# START OF Exercise inputs
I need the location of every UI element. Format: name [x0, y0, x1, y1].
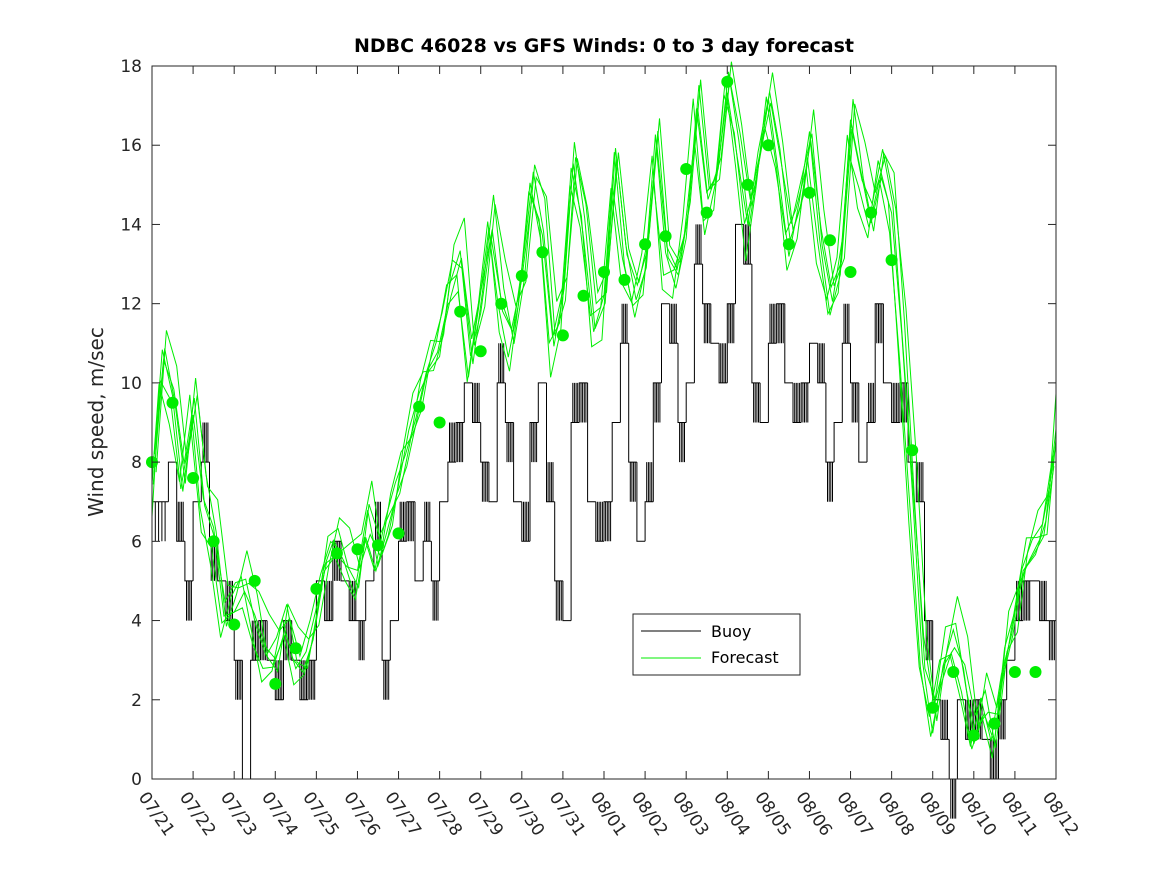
- x-tick-label: 07/21: [134, 788, 178, 840]
- forecast-marker: [413, 400, 426, 413]
- series-forecast-line-run-4: [155, 61, 1057, 727]
- x-tick-label: 07/23: [216, 788, 260, 840]
- y-axis: 0 2 4 6 8 10 12 14 16 18: [120, 57, 1056, 790]
- forecast-marker: [289, 642, 302, 655]
- y-tick-label: 0: [131, 770, 142, 790]
- forecast-marker: [166, 396, 179, 409]
- x-tick-label: 07/25: [298, 788, 342, 840]
- chart-title: NDBC 46028 vs GFS Winds: 0 to 3 day fore…: [354, 35, 854, 57]
- y-tick-label: 14: [120, 215, 142, 235]
- forecast-marker: [454, 305, 467, 318]
- series-forecast-line-run-6: [152, 71, 1057, 749]
- forecast-marker: [248, 574, 261, 587]
- forecast-marker: [659, 230, 672, 243]
- series-forecast-line-run-2: [154, 79, 1057, 739]
- x-tick-label: 07/24: [257, 788, 301, 840]
- forecast-marker: [228, 618, 241, 631]
- x-tick-label: 08/11: [997, 788, 1041, 840]
- forecast-marker: [556, 329, 569, 342]
- series-forecast-line-run-3: [151, 80, 1055, 759]
- x-tick-label: 07/28: [422, 788, 466, 840]
- forecast-marker: [865, 206, 878, 219]
- y-axis-label: Wind speed, m/sec: [84, 327, 108, 517]
- y-tick-label: 10: [120, 374, 142, 394]
- forecast-marker: [577, 289, 590, 302]
- forecast-marker: [988, 717, 1001, 730]
- forecast-marker: [207, 535, 220, 548]
- forecast-marker: [618, 273, 631, 286]
- forecast-marker: [598, 266, 610, 278]
- forecast-marker: [947, 666, 960, 678]
- y-tick-label: 8: [131, 453, 142, 473]
- legend-label-buoy: Buoy: [711, 622, 751, 641]
- forecast-marker: [433, 416, 446, 429]
- forecast-marker: [782, 238, 795, 251]
- legend: Buoy Forecast: [632, 613, 801, 676]
- series-forecast-line-run-1: [151, 92, 1057, 744]
- x-tick-label: 08/01: [586, 788, 630, 840]
- x-tick-label: 08/06: [791, 788, 835, 840]
- x-tick-label: 08/07: [832, 788, 876, 840]
- forecast-marker: [310, 582, 323, 595]
- x-tick-label: 07/31: [545, 788, 589, 840]
- forecast-marker: [824, 234, 836, 247]
- forecast-marker: [351, 543, 364, 556]
- forecast-marker: [680, 163, 693, 175]
- x-tick-label: 08/04: [709, 788, 753, 840]
- forecast-marker: [474, 345, 487, 358]
- forecast-marker: [330, 547, 343, 560]
- x-tick-label: 08/02: [627, 788, 671, 840]
- forecast-marker: [495, 297, 508, 310]
- forecast-marker: [392, 527, 405, 540]
- forecast-marker: [803, 186, 816, 199]
- forecast-marker: [372, 539, 384, 552]
- y-tick-label: 6: [131, 532, 142, 552]
- forecast-marker: [639, 238, 652, 251]
- legend-label-forecast: Forecast: [711, 648, 779, 667]
- x-tick-label: 07/29: [463, 788, 507, 840]
- x-tick-label: 08/08: [874, 788, 918, 840]
- forecast-marker: [885, 254, 898, 267]
- x-tick-label: 07/30: [504, 788, 548, 840]
- x-tick-label: 07/22: [175, 788, 219, 840]
- forecast-marker: [1029, 666, 1042, 678]
- x-tick-label: 08/05: [750, 788, 794, 840]
- forecast-marker: [844, 266, 857, 278]
- forecast-marker: [762, 139, 775, 152]
- x-tick-label: 07/27: [380, 788, 424, 840]
- y-tick-label: 18: [120, 57, 142, 77]
- forecast-marker: [906, 444, 919, 457]
- legend-box: [632, 613, 801, 676]
- forecast-marker: [1008, 666, 1021, 678]
- series-forecast-line-run-5: [151, 94, 1054, 747]
- forecast-marker: [187, 472, 200, 484]
- forecast-marker: [700, 206, 713, 219]
- y-tick-label: 16: [120, 136, 142, 156]
- y-tick-label: 12: [120, 295, 142, 315]
- x-tick-label: 08/12: [1038, 788, 1082, 840]
- y-tick-label: 4: [131, 612, 142, 632]
- x-tick-label: 08/03: [668, 788, 712, 840]
- forecast-marker: [967, 729, 980, 742]
- forecast-marker: [536, 246, 549, 259]
- series-layer: [146, 61, 1057, 819]
- x-tick-label: 07/26: [339, 788, 383, 840]
- y-tick-label: 2: [131, 691, 142, 711]
- forecast-marker: [741, 178, 754, 191]
- x-tick-label: 08/10: [956, 788, 1000, 840]
- forecast-marker: [515, 269, 528, 282]
- series-buoy-line: [152, 223, 1056, 819]
- forecast-marker: [269, 677, 282, 690]
- x-axis: 07/2107/2207/2307/2407/2507/2607/2707/28…: [134, 66, 1082, 840]
- forecast-marker: [926, 701, 939, 714]
- forecast-marker: [721, 75, 734, 88]
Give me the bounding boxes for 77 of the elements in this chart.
# END OF Exercise inputs
Rewrite the listing with every "forecast-marker" changed to "forecast-point" and all other text left as it is. Omit the picture.

I need the location of every UI element. Format: name [x0, y0, x1, y1].
- x-tick-label: 07/21: [134, 788, 178, 840]
- forecast-point: [413, 400, 426, 413]
- series-forecast-line-run-4: [155, 61, 1057, 727]
- x-tick-label: 07/23: [216, 788, 260, 840]
- y-axis: 0 2 4 6 8 10 12 14 16 18: [120, 57, 1056, 790]
- forecast-point: [289, 642, 302, 655]
- y-tick-label: 0: [131, 770, 142, 790]
- forecast-point: [166, 396, 179, 409]
- x-tick-label: 07/25: [298, 788, 342, 840]
- chart-title: NDBC 46028 vs GFS Winds: 0 to 3 day fore…: [354, 35, 854, 57]
- y-tick-label: 14: [120, 215, 142, 235]
- forecast-point: [454, 305, 467, 318]
- series-forecast-line-run-6: [152, 71, 1057, 749]
- forecast-point: [248, 574, 261, 587]
- forecast-point: [659, 230, 672, 243]
- series-forecast-line-run-2: [154, 79, 1057, 739]
- x-tick-label: 07/24: [257, 788, 301, 840]
- forecast-point: [228, 618, 241, 631]
- x-tick-label: 08/11: [997, 788, 1041, 840]
- forecast-point: [556, 329, 569, 342]
- series-forecast-line-run-3: [151, 80, 1055, 759]
- x-tick-label: 07/28: [422, 788, 466, 840]
- forecast-point: [865, 206, 878, 219]
- y-axis-label: Wind speed, m/sec: [84, 327, 108, 517]
- y-tick-label: 10: [120, 374, 142, 394]
- forecast-point: [577, 289, 590, 302]
- forecast-point: [988, 717, 1001, 730]
- forecast-point: [207, 535, 220, 548]
- forecast-point: [618, 273, 631, 286]
- forecast-point: [598, 266, 610, 278]
- forecast-point: [947, 666, 960, 678]
- y-tick-label: 8: [131, 453, 142, 473]
- legend-label-buoy: Buoy: [711, 622, 751, 641]
- forecast-point: [433, 416, 446, 429]
- forecast-point: [782, 238, 795, 251]
- legend: Buoy Forecast: [632, 613, 801, 676]
- series-forecast-line-run-1: [151, 92, 1057, 744]
- x-tick-label: 08/01: [586, 788, 630, 840]
- x-tick-label: 08/06: [791, 788, 835, 840]
- x-tick-label: 08/07: [832, 788, 876, 840]
- forecast-point: [310, 582, 323, 595]
- x-tick-label: 07/31: [545, 788, 589, 840]
- forecast-point: [824, 234, 836, 247]
- forecast-point: [351, 543, 364, 556]
- forecast-point: [680, 163, 693, 175]
- x-tick-label: 08/04: [709, 788, 753, 840]
- forecast-point: [474, 345, 487, 358]
- forecast-point: [330, 547, 343, 560]
- x-tick-label: 08/02: [627, 788, 671, 840]
- forecast-point: [495, 297, 508, 310]
- forecast-point: [392, 527, 405, 540]
- forecast-point: [803, 186, 816, 199]
- forecast-point: [372, 539, 384, 552]
- y-tick-label: 6: [131, 532, 142, 552]
- forecast-point: [639, 238, 652, 251]
- legend-label-forecast: Forecast: [711, 648, 779, 667]
- x-tick-label: 07/29: [463, 788, 507, 840]
- x-tick-label: 08/08: [874, 788, 918, 840]
- forecast-point: [885, 254, 898, 267]
- x-tick-label: 07/30: [504, 788, 548, 840]
- x-tick-label: 07/22: [175, 788, 219, 840]
- forecast-point: [1029, 666, 1042, 678]
- x-tick-label: 08/05: [750, 788, 794, 840]
- forecast-point: [844, 266, 857, 278]
- forecast-point: [762, 139, 775, 152]
- x-tick-label: 07/27: [380, 788, 424, 840]
- y-tick-label: 18: [120, 57, 142, 77]
- forecast-point: [906, 444, 919, 457]
- legend-box: [632, 613, 801, 676]
- forecast-point: [1008, 666, 1021, 678]
- series-forecast-line-run-5: [151, 94, 1054, 747]
- forecast-point: [187, 472, 200, 484]
- forecast-point: [700, 206, 713, 219]
- y-tick-label: 16: [120, 136, 142, 156]
- y-tick-label: 12: [120, 295, 142, 315]
- x-tick-label: 08/12: [1038, 788, 1082, 840]
- y-tick-label: 4: [131, 612, 142, 632]
- x-tick-label: 08/03: [668, 788, 712, 840]
- forecast-point: [967, 729, 980, 742]
- forecast-point: [536, 246, 549, 259]
- series-layer: [146, 61, 1057, 819]
- x-tick-label: 07/26: [339, 788, 383, 840]
- y-tick-label: 2: [131, 691, 142, 711]
- forecast-point: [741, 178, 754, 191]
- x-tick-label: 08/10: [956, 788, 1000, 840]
- forecast-point: [515, 269, 528, 282]
- series-buoy-line: [152, 223, 1056, 819]
- forecast-point: [269, 677, 282, 690]
- x-axis: 07/2107/2207/2307/2407/2507/2607/2707/28…: [134, 66, 1082, 840]
- forecast-point: [926, 701, 939, 714]
- forecast-point: [721, 75, 734, 88]
Give me the bounding boxes for 77 of the elements in this chart.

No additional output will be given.